This seems odd to me because the dreams were somewhat prescient of going through my brother’s home and finding meaningful family objects that I thought were long gone. I now conceptualize these dreams as prodding me toward this action I recently completed. I knew what I needed. I tried to achieve it in dreams. The opportunity to carry out the needed actions was unlikely but against all odds presented itself.
I am uncomfortable with being confronted by the mystical constructions that the human mind is wont to create when facing inexplicable or contradictory facts or feelings.
I was able to say good-bye, achieve closure by physically closing out the material culture of my family.

### DIRECTION A:
List every sentence in the reflection on dreams and a brother's home that begins with the word "I".
### DIRECTION B:
Carry the reflection on dreams and a brother's home forward from its last sentence.
The lines have no connection to the reflection on dreams and a brother's home.

### SOURCE MATERIAL:
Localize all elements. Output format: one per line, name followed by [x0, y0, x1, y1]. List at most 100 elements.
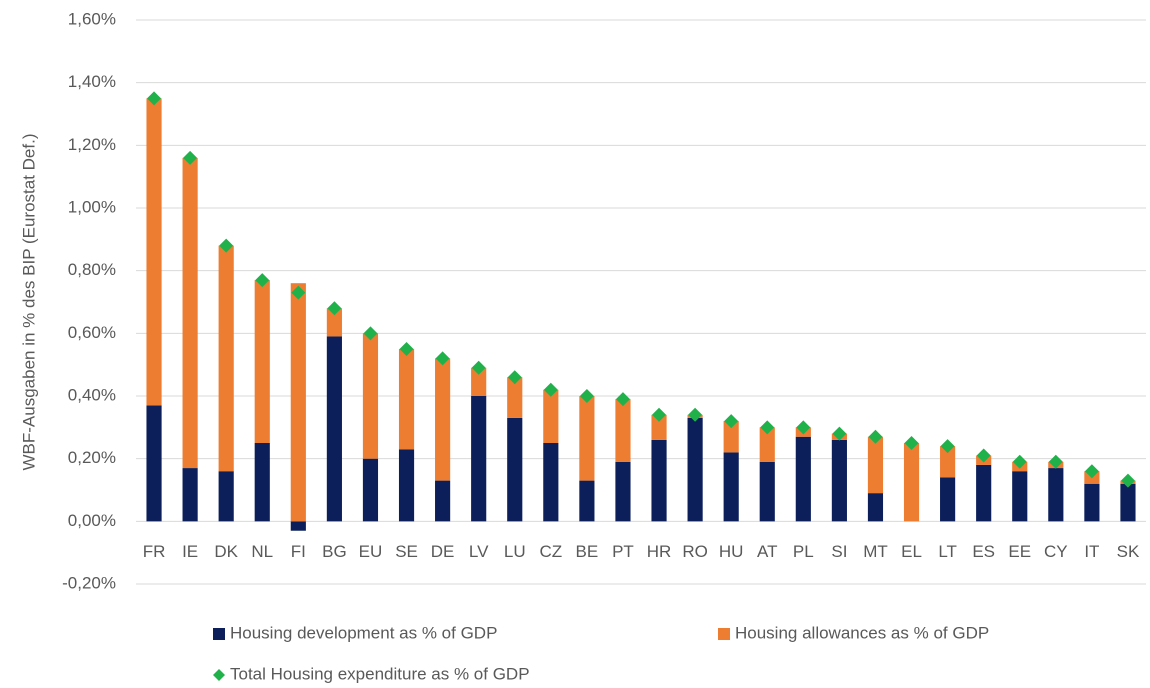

### WRITTEN REPLY A:
1. I now conceptualize these dreams as prodding me toward this action I recently completed.
2. I knew what I needed.
3. I tried to achieve it in dreams.
4. I am uncomfortable with being confronted by the mystical constructions that the human mind is wont to create when facing inexplicable or contradictory facts or feelings.
5. I was able to say good-bye, achieve closure by physically closing out the material culture of my family.

### WRITTEN REPLY B:
I am fortunate to have had this opportunity to ritually take control of the remnants of my family’s story due to the importance my family placed on family history. My mother kept tight reigns over information, then my brother, as Mom’s estate executor, took control over all the significant family photographs, documents, and possessions while he was developing dementia. I always felt I had no control when it came to family and those few times I acted to take some control, there seemed to always be an act of sabotage against my efforts. It was very much an all or nothing attitude rather than an open and cooperative ethos.
Though there is no fortune being the last surviving sibling of a large family when I could reasonably have a third of my life still to live, I am so very fortunate to have inadvertently stumbled into the closing ritual I apparently needed.